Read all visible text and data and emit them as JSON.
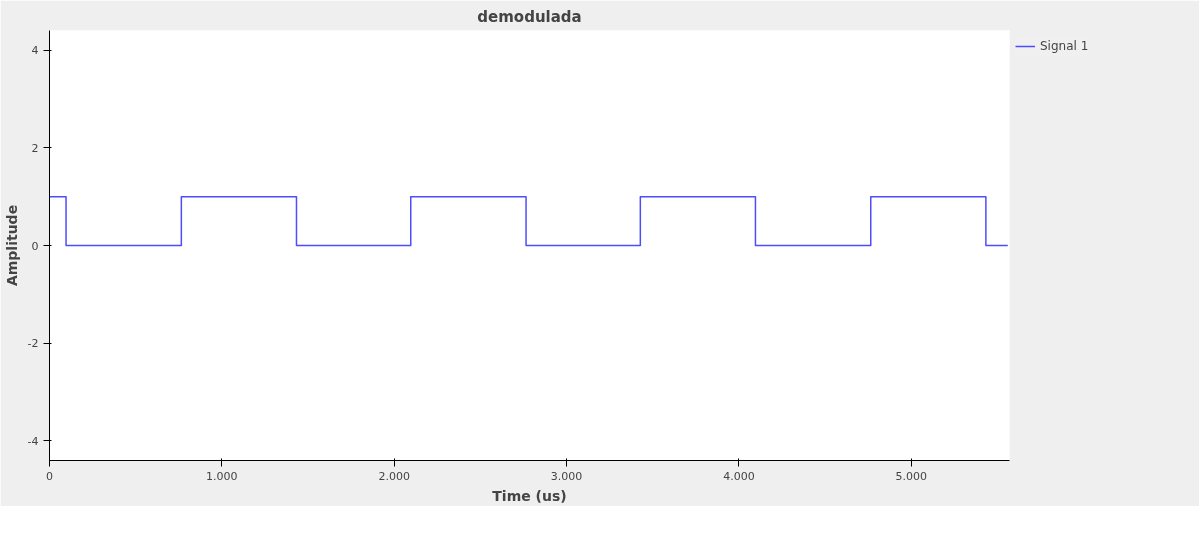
{
  "chart_data": {
    "type": "step",
    "title": "demodulada",
    "xlabel": "Time (us)",
    "ylabel": "Amplitude",
    "x": [
      0,
      96,
      765,
      1433,
      2096,
      2765,
      3428,
      4096,
      4765,
      5433,
      5560
    ],
    "series": [
      {
        "name": "Signal 1",
        "color": "#4d4dff",
        "values": [
          1,
          0,
          1,
          0,
          1,
          0,
          1,
          0,
          1,
          0,
          0
        ]
      }
    ],
    "xlim": [
      0,
      5570
    ],
    "ylim": [
      -4.4,
      4.4
    ],
    "xticks": [
      0,
      {
        "value": 1000,
        "label": "1.000"
      },
      {
        "value": 2000,
        "label": "2.000"
      },
      {
        "value": 3000,
        "label": "3.000"
      },
      {
        "value": 4000,
        "label": "4.000"
      },
      {
        "value": 5000,
        "label": "5.000"
      }
    ],
    "yticks": [
      -4,
      -2,
      0,
      2,
      4
    ],
    "grid": false,
    "legend": "top right",
    "marker": "none",
    "line_style": "solid"
  }
}
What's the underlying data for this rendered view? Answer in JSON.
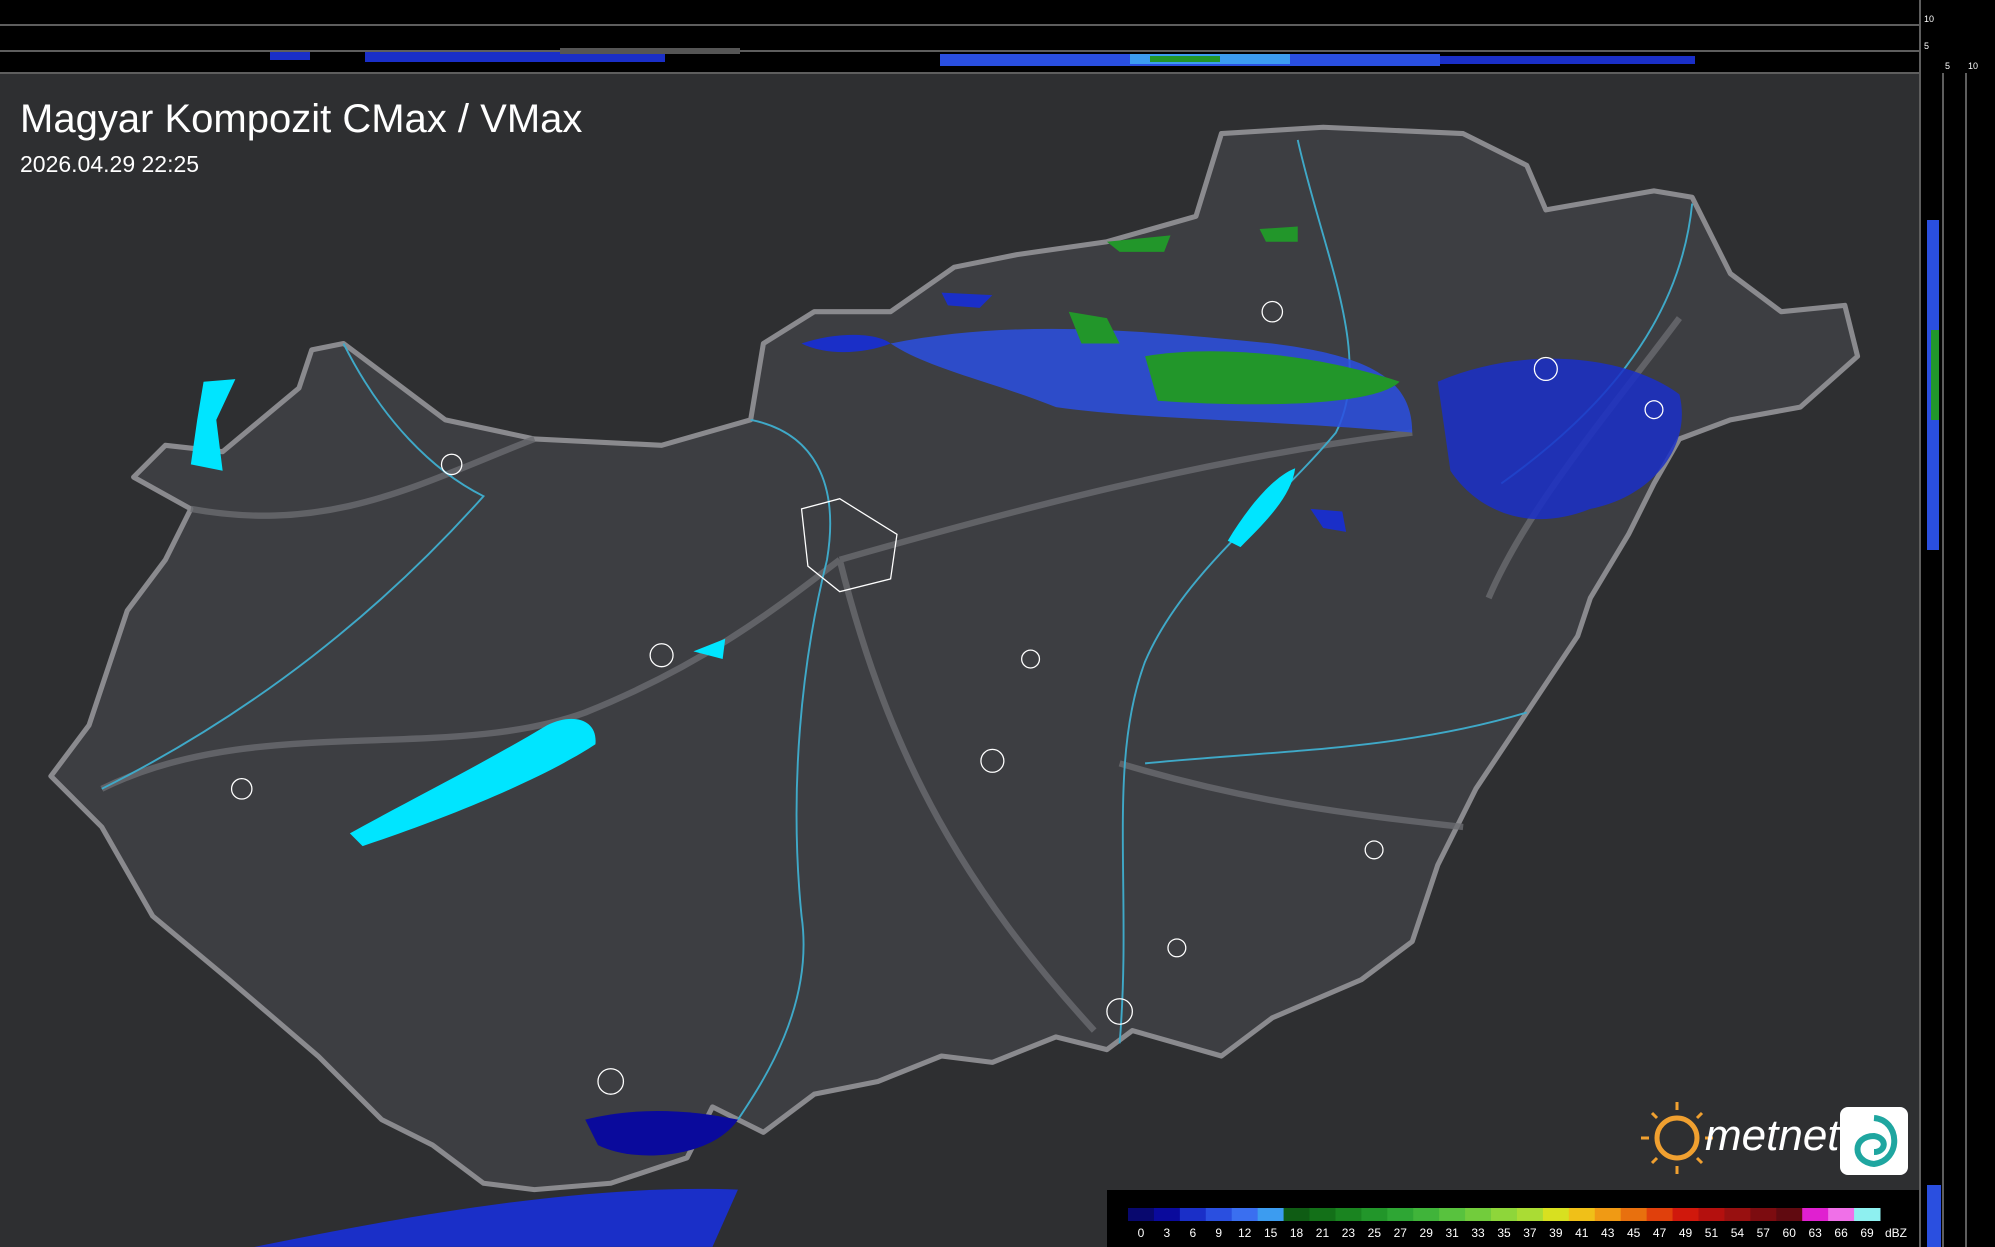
{
  "header": {
    "title": "Magyar Kompozit CMax / VMax",
    "timestamp": "2026.04.29 22:25"
  },
  "profile_axes": {
    "top": [
      "10",
      "5"
    ],
    "side": [
      "5",
      "10"
    ]
  },
  "brand": "metnet",
  "legend": {
    "ticks": [
      0,
      3,
      6,
      9,
      12,
      15,
      18,
      21,
      23,
      25,
      27,
      29,
      31,
      33,
      35,
      37,
      39,
      41,
      43,
      45,
      47,
      49,
      51,
      54,
      57,
      60,
      63,
      66,
      69
    ],
    "unit": "dBZ",
    "colors": [
      "#08086e",
      "#0a0a9c",
      "#1a2fc8",
      "#2a4fe0",
      "#3a6ff0",
      "#3c9cf0",
      "#0f5c14",
      "#137018",
      "#1a8420",
      "#22962a",
      "#2ea634",
      "#40b43a",
      "#58c23e",
      "#72cc3c",
      "#8ed63a",
      "#aadc34",
      "#d8e020",
      "#f0c018",
      "#f09a14",
      "#e8700e",
      "#e0400c",
      "#d0180c",
      "#b4100e",
      "#981010",
      "#7c0c10",
      "#600a10",
      "#e020d0",
      "#f070e8",
      "#8ef0f0"
    ]
  }
}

Aim of the task | Copy nothing outside the span: please output the lines from the one with "What's the underlying" through the end of the entries above, and skip the pictures.

Answer to the exercise |
What's the underlying data for this rendered view? Answer in JSON.
{
  "header": {
    "title": "Magyar Kompozit CMax / VMax",
    "timestamp": "2026.04.29 22:25"
  },
  "profile_axes": {
    "top": [
      "10",
      "5"
    ],
    "side": [
      "5",
      "10"
    ]
  },
  "brand": "metnet",
  "legend": {
    "ticks": [
      0,
      3,
      6,
      9,
      12,
      15,
      18,
      21,
      23,
      25,
      27,
      29,
      31,
      33,
      35,
      37,
      39,
      41,
      43,
      45,
      47,
      49,
      51,
      54,
      57,
      60,
      63,
      66,
      69
    ],
    "unit": "dBZ",
    "colors": [
      "#08086e",
      "#0a0a9c",
      "#1a2fc8",
      "#2a4fe0",
      "#3a6ff0",
      "#3c9cf0",
      "#0f5c14",
      "#137018",
      "#1a8420",
      "#22962a",
      "#2ea634",
      "#40b43a",
      "#58c23e",
      "#72cc3c",
      "#8ed63a",
      "#aadc34",
      "#d8e020",
      "#f0c018",
      "#f09a14",
      "#e8700e",
      "#e0400c",
      "#d0180c",
      "#b4100e",
      "#981010",
      "#7c0c10",
      "#600a10",
      "#e020d0",
      "#f070e8",
      "#8ef0f0"
    ]
  }
}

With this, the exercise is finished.